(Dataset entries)
<<<<
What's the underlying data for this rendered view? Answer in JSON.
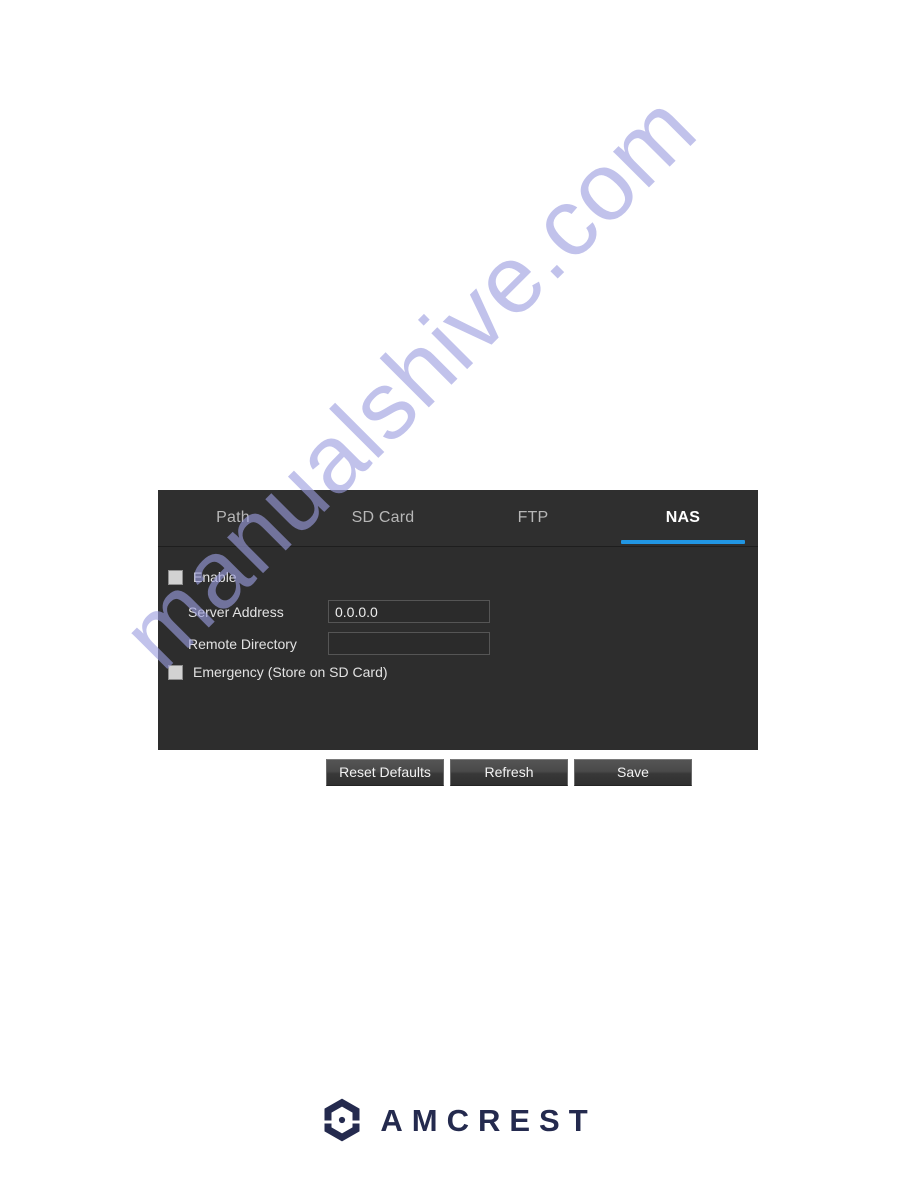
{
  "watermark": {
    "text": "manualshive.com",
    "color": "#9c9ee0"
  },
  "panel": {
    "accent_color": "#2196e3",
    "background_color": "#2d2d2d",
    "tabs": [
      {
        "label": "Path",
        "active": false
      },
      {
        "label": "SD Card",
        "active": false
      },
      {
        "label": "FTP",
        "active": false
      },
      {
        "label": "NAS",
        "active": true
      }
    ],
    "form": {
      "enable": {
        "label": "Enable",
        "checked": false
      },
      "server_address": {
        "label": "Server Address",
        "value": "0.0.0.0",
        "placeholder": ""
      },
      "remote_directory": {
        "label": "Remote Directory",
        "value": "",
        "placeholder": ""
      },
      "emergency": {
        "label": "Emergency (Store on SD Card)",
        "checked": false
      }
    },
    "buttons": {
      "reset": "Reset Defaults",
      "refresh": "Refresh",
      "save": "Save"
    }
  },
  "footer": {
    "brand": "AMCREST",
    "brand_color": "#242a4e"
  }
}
>>>>
# What you should do
Return each line of the data, keeping its wording exact and omitting pictures.

# Answer for this exercise
What's the underlying data for this rendered view? Answer in JSON.
{
  "watermark": {
    "text": "manualshive.com",
    "color": "#9c9ee0"
  },
  "panel": {
    "accent_color": "#2196e3",
    "background_color": "#2d2d2d",
    "tabs": [
      {
        "label": "Path",
        "active": false
      },
      {
        "label": "SD Card",
        "active": false
      },
      {
        "label": "FTP",
        "active": false
      },
      {
        "label": "NAS",
        "active": true
      }
    ],
    "form": {
      "enable": {
        "label": "Enable",
        "checked": false
      },
      "server_address": {
        "label": "Server Address",
        "value": "0.0.0.0",
        "placeholder": ""
      },
      "remote_directory": {
        "label": "Remote Directory",
        "value": "",
        "placeholder": ""
      },
      "emergency": {
        "label": "Emergency (Store on SD Card)",
        "checked": false
      }
    },
    "buttons": {
      "reset": "Reset Defaults",
      "refresh": "Refresh",
      "save": "Save"
    }
  },
  "footer": {
    "brand": "AMCREST",
    "brand_color": "#242a4e"
  }
}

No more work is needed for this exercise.